# THE PROBLEM
Gather every line holding the string "mean".
## BEGIN SOURCE DATA
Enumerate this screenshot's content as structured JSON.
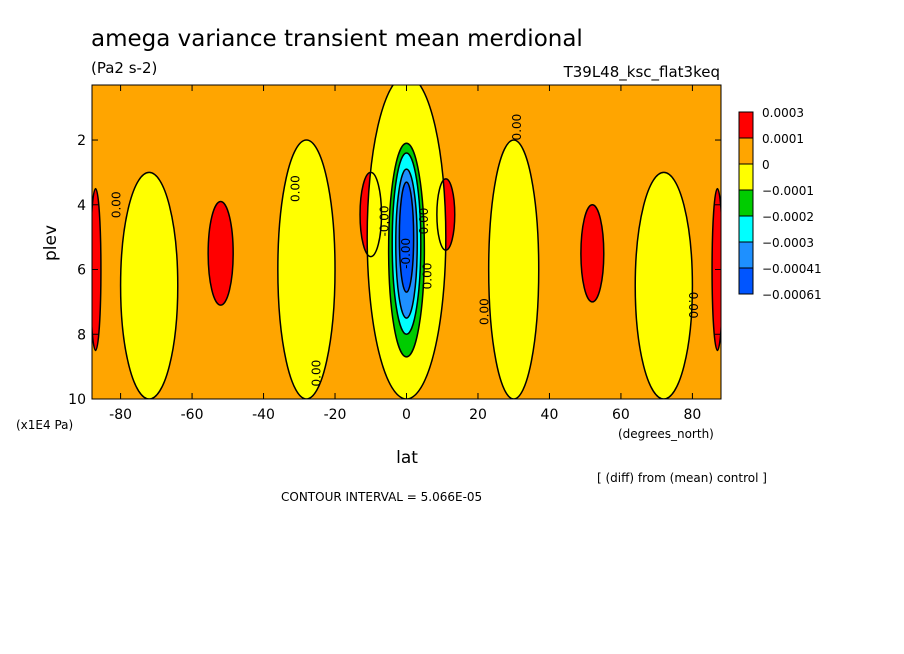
{
  "chart_data": {
    "type": "heatmap",
    "title": "amega variance transient mean merdional",
    "units": "(Pa2 s-2)",
    "experiment": "T39L48_ksc_flat3keq",
    "xlabel": "lat",
    "x_unit_label": "(degrees_north)",
    "ylabel": "plev",
    "y_unit_label": "(x1E4 Pa)",
    "xlim": [
      -88,
      88
    ],
    "ylim": [
      10,
      0.3
    ],
    "x_ticks": [
      "-80",
      "-60",
      "-40",
      "-20",
      "0",
      "20",
      "40",
      "60",
      "80"
    ],
    "y_ticks": [
      "2",
      "4",
      "6",
      "8",
      "10"
    ],
    "x_tick_values": [
      -80,
      -60,
      -40,
      -20,
      0,
      20,
      40,
      60,
      80
    ],
    "y_tick_values": [
      2,
      4,
      6,
      8,
      10
    ],
    "background_level": "0 to 0.0001",
    "legend": {
      "labels": [
        "0.0003",
        "0.0001",
        "0",
        "−0.0001",
        "−0.0002",
        "−0.0003",
        "−0.00041",
        "−0.00061"
      ],
      "colors": [
        "#ff0000",
        "#ffa500",
        "#ffff00",
        "#00cc00",
        "#00ffff",
        "#1e90ff",
        "#0055ff"
      ]
    },
    "regions": [
      {
        "level": "0.0001 to 0.0003",
        "color": "#ff0000",
        "center": [
          -52,
          5.5
        ],
        "half_width": [
          3.5,
          1.6
        ]
      },
      {
        "level": "0.0001 to 0.0003",
        "color": "#ff0000",
        "center": [
          -10,
          4.3
        ],
        "half_width": [
          3,
          1.3
        ]
      },
      {
        "level": "0.0001 to 0.0003",
        "color": "#ff0000",
        "center": [
          11,
          4.3
        ],
        "half_width": [
          2.5,
          1.1
        ]
      },
      {
        "level": "0.0001 to 0.0003",
        "color": "#ff0000",
        "center": [
          52,
          5.5
        ],
        "half_width": [
          3.2,
          1.5
        ]
      },
      {
        "level": "0.0001 to 0.0003",
        "color": "#ff0000",
        "center": [
          -87,
          6
        ],
        "half_width": [
          1.5,
          2.5
        ]
      },
      {
        "level": "0.0001 to 0.0003",
        "color": "#ff0000",
        "center": [
          87,
          6
        ],
        "half_width": [
          1.5,
          2.5
        ]
      },
      {
        "level": "0 to -0.0001",
        "color": "#ffff00",
        "center": [
          -72,
          6.5
        ],
        "half_width": [
          8,
          3.5
        ]
      },
      {
        "level": "0 to -0.0001",
        "color": "#ffff00",
        "center": [
          -28,
          6
        ],
        "half_width": [
          8,
          4
        ]
      },
      {
        "level": "0 to -0.0001",
        "color": "#ffff00",
        "center": [
          0,
          5
        ],
        "half_width": [
          11,
          5
        ]
      },
      {
        "level": "0 to -0.0001",
        "color": "#ffff00",
        "center": [
          30,
          6
        ],
        "half_width": [
          7,
          4
        ]
      },
      {
        "level": "0 to -0.0001",
        "color": "#ffff00",
        "center": [
          72,
          6.5
        ],
        "half_width": [
          8,
          3.5
        ]
      },
      {
        "level": "-0.0001 to -0.0002",
        "color": "#00cc00",
        "center": [
          0,
          5.4
        ],
        "half_width": [
          5,
          3.3
        ]
      },
      {
        "level": "-0.0002 to -0.0003",
        "color": "#00ffff",
        "center": [
          0,
          5.2
        ],
        "half_width": [
          4,
          2.8
        ]
      },
      {
        "level": "-0.0003 to -0.00041",
        "color": "#1e90ff",
        "center": [
          0,
          5.2
        ],
        "half_width": [
          3,
          2.3
        ]
      },
      {
        "level": "-0.00041 to -0.00061",
        "color": "#0055ff",
        "center": [
          0,
          5.0
        ],
        "half_width": [
          2,
          1.7
        ]
      }
    ],
    "contour_labels": [
      {
        "text": "0.00",
        "lat": -80,
        "plev": 4.0,
        "angle": -90
      },
      {
        "text": "0.00",
        "lat": -30,
        "plev": 3.5,
        "angle": -90
      },
      {
        "text": "0.00",
        "lat": -24,
        "plev": 9.2,
        "angle": -90
      },
      {
        "text": "-0.00",
        "lat": -5,
        "plev": 4.5,
        "angle": -90
      },
      {
        "text": "-0.00",
        "lat": 1,
        "plev": 5.5,
        "angle": -90
      },
      {
        "text": "0.00",
        "lat": 6,
        "plev": 4.5,
        "angle": -90
      },
      {
        "text": "0.00",
        "lat": 7,
        "plev": 6.2,
        "angle": -90
      },
      {
        "text": "0.00",
        "lat": 23,
        "plev": 7.3,
        "angle": -90
      },
      {
        "text": "0.00",
        "lat": 32,
        "plev": 1.6,
        "angle": -90
      },
      {
        "text": "0.00",
        "lat": 79,
        "plev": 7.1,
        "angle": 90
      }
    ],
    "footnote": "[ (diff) from (mean) control ]",
    "contour_interval": "CONTOUR INTERVAL = 5.066E-05"
  }
}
## END SOURCE DATA
# FULL ANSWER
    "title": "amega variance transient mean merdional",
    "footnote": "[ (diff) from (mean) control ]",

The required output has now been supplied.